• [Set problem]: Copy every line from the data below in which the string "again" can be found.

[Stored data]
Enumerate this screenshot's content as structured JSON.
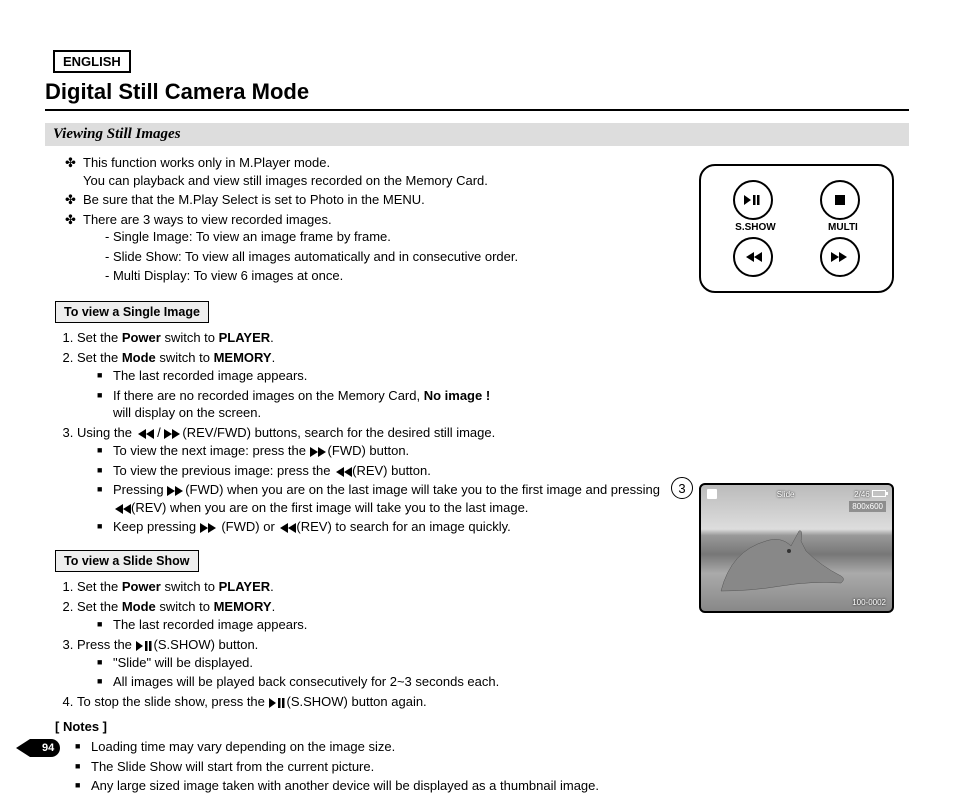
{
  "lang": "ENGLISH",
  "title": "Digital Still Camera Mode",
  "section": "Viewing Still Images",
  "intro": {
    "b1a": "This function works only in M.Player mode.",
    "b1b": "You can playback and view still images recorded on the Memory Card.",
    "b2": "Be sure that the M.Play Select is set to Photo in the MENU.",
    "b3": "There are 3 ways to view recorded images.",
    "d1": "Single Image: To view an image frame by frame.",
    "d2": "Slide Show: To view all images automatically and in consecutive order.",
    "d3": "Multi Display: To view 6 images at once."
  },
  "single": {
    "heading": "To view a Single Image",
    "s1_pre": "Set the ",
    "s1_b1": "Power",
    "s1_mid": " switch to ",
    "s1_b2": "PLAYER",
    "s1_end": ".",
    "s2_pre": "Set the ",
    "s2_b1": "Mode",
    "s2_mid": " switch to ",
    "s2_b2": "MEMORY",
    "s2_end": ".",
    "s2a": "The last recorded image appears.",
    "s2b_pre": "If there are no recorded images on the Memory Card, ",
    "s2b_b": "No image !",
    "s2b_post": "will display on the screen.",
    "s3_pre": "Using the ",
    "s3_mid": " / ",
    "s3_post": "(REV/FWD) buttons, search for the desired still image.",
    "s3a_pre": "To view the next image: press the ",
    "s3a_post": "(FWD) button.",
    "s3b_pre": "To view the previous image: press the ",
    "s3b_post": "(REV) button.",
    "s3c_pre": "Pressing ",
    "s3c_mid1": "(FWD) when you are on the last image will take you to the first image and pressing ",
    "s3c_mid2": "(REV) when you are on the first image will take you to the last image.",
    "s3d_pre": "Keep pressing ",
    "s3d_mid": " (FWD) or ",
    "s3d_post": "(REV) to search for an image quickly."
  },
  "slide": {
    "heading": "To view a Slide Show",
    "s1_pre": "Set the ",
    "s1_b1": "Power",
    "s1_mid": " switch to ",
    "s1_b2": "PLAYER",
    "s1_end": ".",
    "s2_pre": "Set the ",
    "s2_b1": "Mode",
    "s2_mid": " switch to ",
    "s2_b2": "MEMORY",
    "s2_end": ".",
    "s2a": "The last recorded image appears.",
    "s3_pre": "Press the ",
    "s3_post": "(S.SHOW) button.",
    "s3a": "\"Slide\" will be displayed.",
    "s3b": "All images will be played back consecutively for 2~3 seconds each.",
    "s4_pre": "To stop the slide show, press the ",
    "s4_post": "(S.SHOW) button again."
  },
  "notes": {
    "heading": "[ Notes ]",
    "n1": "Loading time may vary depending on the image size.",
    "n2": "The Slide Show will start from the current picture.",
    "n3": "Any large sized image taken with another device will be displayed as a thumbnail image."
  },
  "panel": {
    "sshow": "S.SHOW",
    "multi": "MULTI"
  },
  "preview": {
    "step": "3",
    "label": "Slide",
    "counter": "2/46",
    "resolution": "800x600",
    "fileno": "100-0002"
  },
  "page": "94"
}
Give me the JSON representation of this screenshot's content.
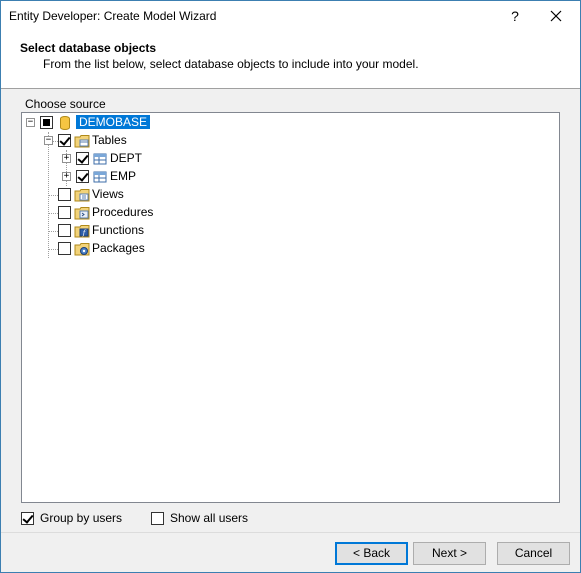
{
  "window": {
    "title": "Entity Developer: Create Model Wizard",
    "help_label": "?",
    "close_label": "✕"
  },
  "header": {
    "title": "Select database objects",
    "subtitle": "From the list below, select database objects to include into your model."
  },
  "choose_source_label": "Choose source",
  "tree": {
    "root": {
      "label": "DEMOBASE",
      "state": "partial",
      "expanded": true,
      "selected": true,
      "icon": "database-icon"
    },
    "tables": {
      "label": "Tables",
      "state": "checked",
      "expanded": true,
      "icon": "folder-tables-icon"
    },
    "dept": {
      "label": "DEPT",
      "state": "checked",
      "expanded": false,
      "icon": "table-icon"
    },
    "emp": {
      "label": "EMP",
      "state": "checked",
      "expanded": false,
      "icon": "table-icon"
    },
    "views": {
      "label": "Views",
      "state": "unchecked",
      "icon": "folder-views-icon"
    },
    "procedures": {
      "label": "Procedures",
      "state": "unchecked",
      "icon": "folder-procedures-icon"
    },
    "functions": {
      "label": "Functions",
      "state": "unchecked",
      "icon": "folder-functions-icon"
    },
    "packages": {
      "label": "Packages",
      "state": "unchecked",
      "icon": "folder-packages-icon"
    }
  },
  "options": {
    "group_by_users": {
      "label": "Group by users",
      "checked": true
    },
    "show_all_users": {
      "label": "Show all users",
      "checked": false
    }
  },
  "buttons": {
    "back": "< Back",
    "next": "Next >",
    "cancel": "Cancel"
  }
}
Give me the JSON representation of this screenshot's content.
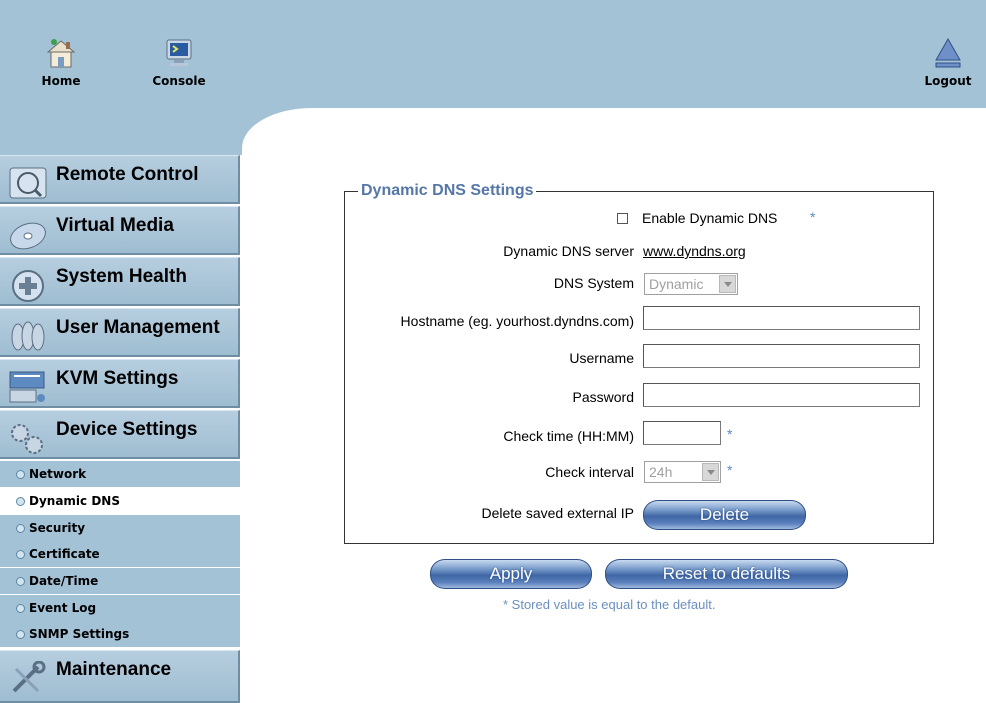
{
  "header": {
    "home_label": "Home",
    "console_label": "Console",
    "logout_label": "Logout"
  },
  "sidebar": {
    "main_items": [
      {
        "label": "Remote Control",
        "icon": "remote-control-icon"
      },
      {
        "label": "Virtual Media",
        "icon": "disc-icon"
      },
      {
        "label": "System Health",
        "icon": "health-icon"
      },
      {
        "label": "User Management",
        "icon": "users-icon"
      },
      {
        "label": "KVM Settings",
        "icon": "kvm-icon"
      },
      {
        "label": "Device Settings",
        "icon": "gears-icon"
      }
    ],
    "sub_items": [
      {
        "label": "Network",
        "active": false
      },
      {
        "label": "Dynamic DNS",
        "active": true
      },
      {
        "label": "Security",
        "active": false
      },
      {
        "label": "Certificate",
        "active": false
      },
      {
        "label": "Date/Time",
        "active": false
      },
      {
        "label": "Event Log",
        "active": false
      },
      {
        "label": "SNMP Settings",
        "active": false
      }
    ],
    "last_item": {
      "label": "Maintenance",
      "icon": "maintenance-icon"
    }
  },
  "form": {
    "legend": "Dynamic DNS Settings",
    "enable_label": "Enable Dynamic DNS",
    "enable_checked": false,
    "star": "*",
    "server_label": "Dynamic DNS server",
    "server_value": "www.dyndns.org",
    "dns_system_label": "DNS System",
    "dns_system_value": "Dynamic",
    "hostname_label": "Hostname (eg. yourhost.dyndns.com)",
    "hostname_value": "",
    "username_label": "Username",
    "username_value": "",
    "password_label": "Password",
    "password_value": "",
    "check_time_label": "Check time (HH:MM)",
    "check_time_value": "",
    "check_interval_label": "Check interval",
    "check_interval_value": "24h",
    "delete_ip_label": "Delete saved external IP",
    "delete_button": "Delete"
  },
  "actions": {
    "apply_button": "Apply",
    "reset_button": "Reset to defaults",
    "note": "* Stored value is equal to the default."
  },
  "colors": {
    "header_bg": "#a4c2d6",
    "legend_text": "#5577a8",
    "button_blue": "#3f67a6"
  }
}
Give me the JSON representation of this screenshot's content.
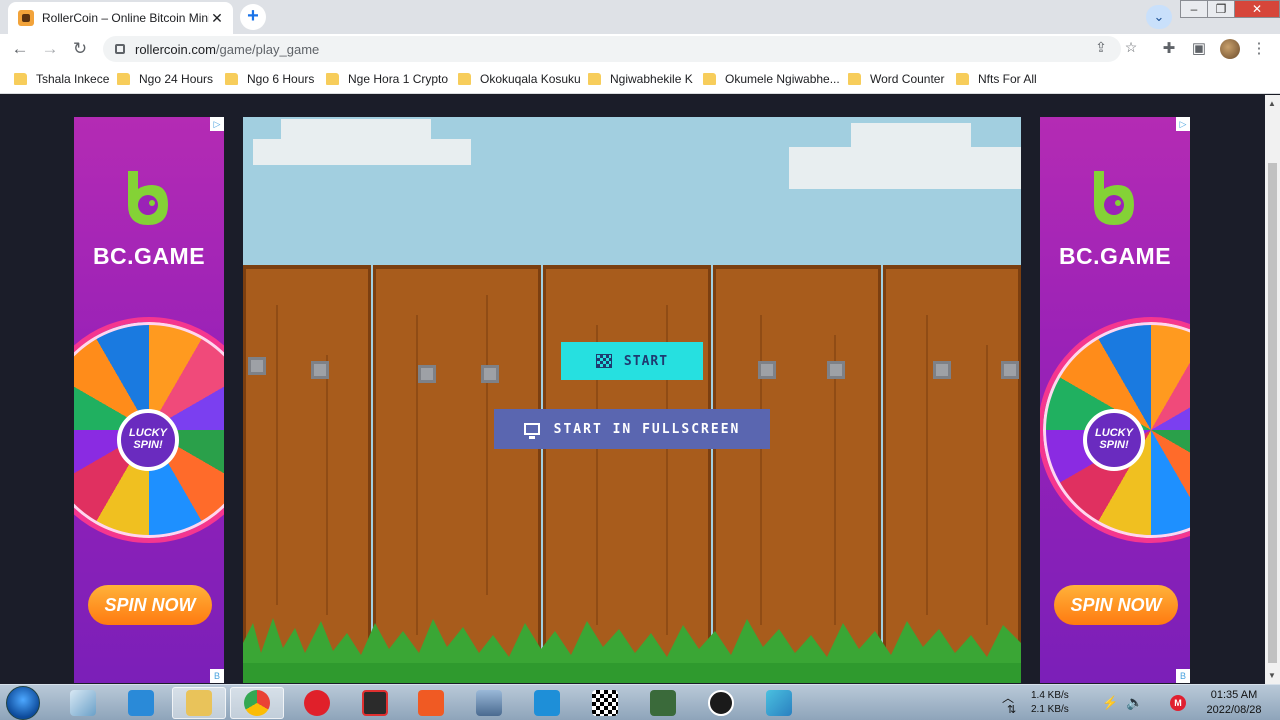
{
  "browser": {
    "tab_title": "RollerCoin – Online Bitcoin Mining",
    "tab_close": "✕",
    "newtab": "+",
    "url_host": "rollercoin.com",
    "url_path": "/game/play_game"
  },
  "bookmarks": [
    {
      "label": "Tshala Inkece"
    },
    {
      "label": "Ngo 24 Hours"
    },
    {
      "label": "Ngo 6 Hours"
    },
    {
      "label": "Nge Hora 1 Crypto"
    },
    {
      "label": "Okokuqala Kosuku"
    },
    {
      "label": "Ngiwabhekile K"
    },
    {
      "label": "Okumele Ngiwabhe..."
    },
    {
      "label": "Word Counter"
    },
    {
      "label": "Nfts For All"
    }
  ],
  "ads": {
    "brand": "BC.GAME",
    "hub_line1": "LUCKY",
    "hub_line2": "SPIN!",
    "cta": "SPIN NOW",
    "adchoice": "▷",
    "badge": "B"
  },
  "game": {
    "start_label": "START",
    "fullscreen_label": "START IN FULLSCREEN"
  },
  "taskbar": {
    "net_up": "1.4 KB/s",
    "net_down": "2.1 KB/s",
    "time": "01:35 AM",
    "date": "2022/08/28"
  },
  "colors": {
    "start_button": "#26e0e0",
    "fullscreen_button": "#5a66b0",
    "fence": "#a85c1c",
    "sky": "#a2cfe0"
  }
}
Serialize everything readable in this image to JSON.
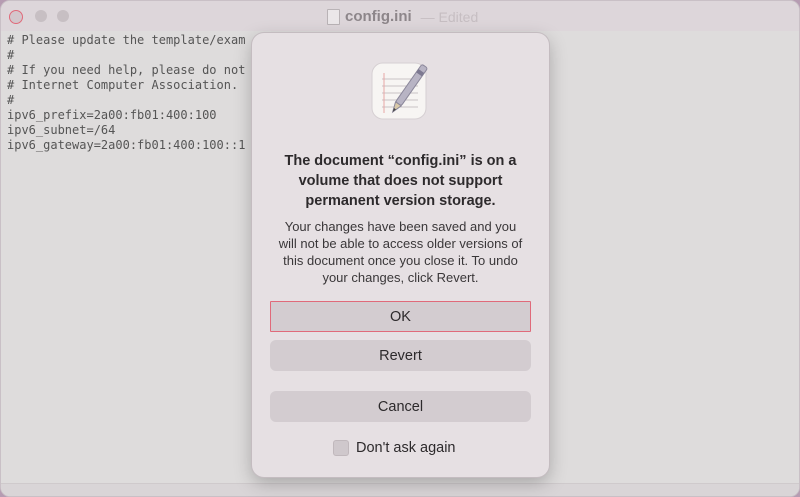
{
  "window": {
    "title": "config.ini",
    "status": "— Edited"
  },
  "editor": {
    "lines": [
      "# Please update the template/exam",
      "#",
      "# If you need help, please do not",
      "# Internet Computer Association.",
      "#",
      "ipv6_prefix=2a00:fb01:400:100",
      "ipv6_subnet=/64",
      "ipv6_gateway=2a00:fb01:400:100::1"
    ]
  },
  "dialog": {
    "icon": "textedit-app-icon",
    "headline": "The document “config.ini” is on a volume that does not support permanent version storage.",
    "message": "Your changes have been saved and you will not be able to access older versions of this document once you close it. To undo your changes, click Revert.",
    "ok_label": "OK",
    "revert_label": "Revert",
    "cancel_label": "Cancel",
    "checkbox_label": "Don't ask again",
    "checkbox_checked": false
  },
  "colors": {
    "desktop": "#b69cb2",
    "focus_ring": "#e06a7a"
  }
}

• [Written answer]:
    "s4_post": "(S.SHOW) button again."
    "checkbox_label": "Don't ask again",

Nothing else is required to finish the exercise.